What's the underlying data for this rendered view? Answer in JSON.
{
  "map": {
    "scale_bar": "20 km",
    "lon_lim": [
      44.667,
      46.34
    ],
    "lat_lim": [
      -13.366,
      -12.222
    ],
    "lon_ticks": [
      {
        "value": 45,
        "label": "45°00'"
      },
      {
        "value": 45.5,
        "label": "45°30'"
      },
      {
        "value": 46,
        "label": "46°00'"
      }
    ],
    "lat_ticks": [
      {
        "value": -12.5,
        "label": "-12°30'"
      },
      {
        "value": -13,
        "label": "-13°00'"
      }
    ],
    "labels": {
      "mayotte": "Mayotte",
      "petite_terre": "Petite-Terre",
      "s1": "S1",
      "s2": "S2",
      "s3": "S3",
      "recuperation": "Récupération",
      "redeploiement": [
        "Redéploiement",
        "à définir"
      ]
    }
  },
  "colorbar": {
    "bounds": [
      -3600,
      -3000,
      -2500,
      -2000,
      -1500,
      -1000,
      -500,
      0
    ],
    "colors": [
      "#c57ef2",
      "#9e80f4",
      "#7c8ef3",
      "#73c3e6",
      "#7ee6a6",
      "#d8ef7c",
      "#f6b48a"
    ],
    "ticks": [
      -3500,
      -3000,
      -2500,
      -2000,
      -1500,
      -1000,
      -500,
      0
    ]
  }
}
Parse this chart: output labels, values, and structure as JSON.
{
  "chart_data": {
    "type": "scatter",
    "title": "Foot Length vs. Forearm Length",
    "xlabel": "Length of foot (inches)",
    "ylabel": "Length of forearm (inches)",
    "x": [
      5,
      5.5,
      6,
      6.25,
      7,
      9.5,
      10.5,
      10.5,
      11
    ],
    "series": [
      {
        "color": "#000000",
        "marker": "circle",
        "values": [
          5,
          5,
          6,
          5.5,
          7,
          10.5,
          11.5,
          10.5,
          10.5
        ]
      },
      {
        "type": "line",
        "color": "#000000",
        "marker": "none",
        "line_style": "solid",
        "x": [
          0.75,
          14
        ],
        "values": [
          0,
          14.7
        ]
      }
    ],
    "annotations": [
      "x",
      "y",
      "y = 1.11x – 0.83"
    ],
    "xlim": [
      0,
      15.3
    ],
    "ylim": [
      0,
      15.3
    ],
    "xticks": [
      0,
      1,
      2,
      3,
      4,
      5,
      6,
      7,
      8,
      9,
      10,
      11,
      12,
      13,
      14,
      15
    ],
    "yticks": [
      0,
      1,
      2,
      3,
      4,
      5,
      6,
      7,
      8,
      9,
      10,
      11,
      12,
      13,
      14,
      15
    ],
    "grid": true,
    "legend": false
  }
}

→ Task
Report all lines of the material that contain the word "this".

→ Output of the task
What's the underlying data for this rendered view? Answer in JSON.
Parse this chart: output labels, values, and structure as JSON.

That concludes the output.